## Data for this task:
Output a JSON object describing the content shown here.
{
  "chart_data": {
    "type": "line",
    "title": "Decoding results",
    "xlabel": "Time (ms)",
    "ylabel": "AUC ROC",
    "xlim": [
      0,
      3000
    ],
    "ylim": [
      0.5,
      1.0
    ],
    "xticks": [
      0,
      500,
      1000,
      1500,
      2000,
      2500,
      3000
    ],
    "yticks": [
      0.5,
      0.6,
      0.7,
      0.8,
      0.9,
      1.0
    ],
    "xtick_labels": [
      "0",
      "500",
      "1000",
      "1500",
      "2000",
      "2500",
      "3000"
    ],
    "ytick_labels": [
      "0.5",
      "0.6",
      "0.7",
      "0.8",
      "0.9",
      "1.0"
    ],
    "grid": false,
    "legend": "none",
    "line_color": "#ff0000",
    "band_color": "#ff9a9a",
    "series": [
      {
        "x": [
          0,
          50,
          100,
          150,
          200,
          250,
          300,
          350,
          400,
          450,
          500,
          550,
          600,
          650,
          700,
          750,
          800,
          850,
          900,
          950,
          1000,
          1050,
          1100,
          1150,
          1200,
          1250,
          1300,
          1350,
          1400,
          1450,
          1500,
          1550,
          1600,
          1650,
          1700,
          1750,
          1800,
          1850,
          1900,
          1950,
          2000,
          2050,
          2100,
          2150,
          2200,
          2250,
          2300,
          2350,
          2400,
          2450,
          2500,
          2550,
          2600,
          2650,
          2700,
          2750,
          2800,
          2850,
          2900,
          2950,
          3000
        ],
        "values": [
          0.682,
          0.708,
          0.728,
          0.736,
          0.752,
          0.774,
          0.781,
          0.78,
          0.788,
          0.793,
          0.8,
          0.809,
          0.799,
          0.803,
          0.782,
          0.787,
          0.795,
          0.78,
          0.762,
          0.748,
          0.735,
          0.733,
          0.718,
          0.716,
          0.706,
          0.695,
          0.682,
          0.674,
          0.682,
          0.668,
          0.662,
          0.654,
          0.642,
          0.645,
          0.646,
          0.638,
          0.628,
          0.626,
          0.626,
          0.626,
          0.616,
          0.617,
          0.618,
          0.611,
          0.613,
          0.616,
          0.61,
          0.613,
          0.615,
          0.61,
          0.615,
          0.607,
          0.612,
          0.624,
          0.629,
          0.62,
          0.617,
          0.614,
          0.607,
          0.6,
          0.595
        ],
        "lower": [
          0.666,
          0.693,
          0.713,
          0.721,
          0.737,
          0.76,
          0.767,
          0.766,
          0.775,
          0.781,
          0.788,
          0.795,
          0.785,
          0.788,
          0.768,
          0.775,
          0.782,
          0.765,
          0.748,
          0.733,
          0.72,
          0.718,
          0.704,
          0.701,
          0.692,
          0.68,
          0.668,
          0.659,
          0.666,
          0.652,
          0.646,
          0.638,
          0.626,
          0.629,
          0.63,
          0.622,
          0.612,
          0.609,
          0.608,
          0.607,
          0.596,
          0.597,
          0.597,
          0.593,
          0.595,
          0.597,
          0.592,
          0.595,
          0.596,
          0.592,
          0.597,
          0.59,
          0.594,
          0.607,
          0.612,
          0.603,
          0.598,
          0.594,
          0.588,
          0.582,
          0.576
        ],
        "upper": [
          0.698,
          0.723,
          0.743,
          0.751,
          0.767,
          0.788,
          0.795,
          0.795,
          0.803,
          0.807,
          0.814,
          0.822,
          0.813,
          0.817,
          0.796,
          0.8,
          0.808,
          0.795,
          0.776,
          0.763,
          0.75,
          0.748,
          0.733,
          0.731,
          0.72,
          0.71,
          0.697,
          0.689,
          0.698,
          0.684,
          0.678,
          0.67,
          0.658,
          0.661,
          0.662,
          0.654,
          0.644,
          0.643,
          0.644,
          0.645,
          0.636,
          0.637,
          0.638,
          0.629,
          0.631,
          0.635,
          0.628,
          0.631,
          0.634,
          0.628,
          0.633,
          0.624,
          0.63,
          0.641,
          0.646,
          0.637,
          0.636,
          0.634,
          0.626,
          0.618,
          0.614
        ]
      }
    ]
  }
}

## Prompt:
Repeat the entries exactly, all of them.

## Reply:
Output a JSON object describing the content shown here.
{
  "chart_data": {
    "type": "line",
    "title": "Decoding results",
    "xlabel": "Time (ms)",
    "ylabel": "AUC ROC",
    "xlim": [
      0,
      3000
    ],
    "ylim": [
      0.5,
      1.0
    ],
    "xticks": [
      0,
      500,
      1000,
      1500,
      2000,
      2500,
      3000
    ],
    "yticks": [
      0.5,
      0.6,
      0.7,
      0.8,
      0.9,
      1.0
    ],
    "xtick_labels": [
      "0",
      "500",
      "1000",
      "1500",
      "2000",
      "2500",
      "3000"
    ],
    "ytick_labels": [
      "0.5",
      "0.6",
      "0.7",
      "0.8",
      "0.9",
      "1.0"
    ],
    "grid": false,
    "legend": "none",
    "line_color": "#ff0000",
    "band_color": "#ff9a9a",
    "series": [
      {
        "x": [
          0,
          50,
          100,
          150,
          200,
          250,
          300,
          350,
          400,
          450,
          500,
          550,
          600,
          650,
          700,
          750,
          800,
          850,
          900,
          950,
          1000,
          1050,
          1100,
          1150,
          1200,
          1250,
          1300,
          1350,
          1400,
          1450,
          1500,
          1550,
          1600,
          1650,
          1700,
          1750,
          1800,
          1850,
          1900,
          1950,
          2000,
          2050,
          2100,
          2150,
          2200,
          2250,
          2300,
          2350,
          2400,
          2450,
          2500,
          2550,
          2600,
          2650,
          2700,
          2750,
          2800,
          2850,
          2900,
          2950,
          3000
        ],
        "values": [
          0.682,
          0.708,
          0.728,
          0.736,
          0.752,
          0.774,
          0.781,
          0.78,
          0.788,
          0.793,
          0.8,
          0.809,
          0.799,
          0.803,
          0.782,
          0.787,
          0.795,
          0.78,
          0.762,
          0.748,
          0.735,
          0.733,
          0.718,
          0.716,
          0.706,
          0.695,
          0.682,
          0.674,
          0.682,
          0.668,
          0.662,
          0.654,
          0.642,
          0.645,
          0.646,
          0.638,
          0.628,
          0.626,
          0.626,
          0.626,
          0.616,
          0.617,
          0.618,
          0.611,
          0.613,
          0.616,
          0.61,
          0.613,
          0.615,
          0.61,
          0.615,
          0.607,
          0.612,
          0.624,
          0.629,
          0.62,
          0.617,
          0.614,
          0.607,
          0.6,
          0.595
        ],
        "lower": [
          0.666,
          0.693,
          0.713,
          0.721,
          0.737,
          0.76,
          0.767,
          0.766,
          0.775,
          0.781,
          0.788,
          0.795,
          0.785,
          0.788,
          0.768,
          0.775,
          0.782,
          0.765,
          0.748,
          0.733,
          0.72,
          0.718,
          0.704,
          0.701,
          0.692,
          0.68,
          0.668,
          0.659,
          0.666,
          0.652,
          0.646,
          0.638,
          0.626,
          0.629,
          0.63,
          0.622,
          0.612,
          0.609,
          0.608,
          0.607,
          0.596,
          0.597,
          0.597,
          0.593,
          0.595,
          0.597,
          0.592,
          0.595,
          0.596,
          0.592,
          0.597,
          0.59,
          0.594,
          0.607,
          0.612,
          0.603,
          0.598,
          0.594,
          0.588,
          0.582,
          0.576
        ],
        "upper": [
          0.698,
          0.723,
          0.743,
          0.751,
          0.767,
          0.788,
          0.795,
          0.795,
          0.803,
          0.807,
          0.814,
          0.822,
          0.813,
          0.817,
          0.796,
          0.8,
          0.808,
          0.795,
          0.776,
          0.763,
          0.75,
          0.748,
          0.733,
          0.731,
          0.72,
          0.71,
          0.697,
          0.689,
          0.698,
          0.684,
          0.678,
          0.67,
          0.658,
          0.661,
          0.662,
          0.654,
          0.644,
          0.643,
          0.644,
          0.645,
          0.636,
          0.637,
          0.638,
          0.629,
          0.631,
          0.635,
          0.628,
          0.631,
          0.634,
          0.628,
          0.633,
          0.624,
          0.63,
          0.641,
          0.646,
          0.637,
          0.636,
          0.634,
          0.626,
          0.618,
          0.614
        ]
      }
    ]
  }
}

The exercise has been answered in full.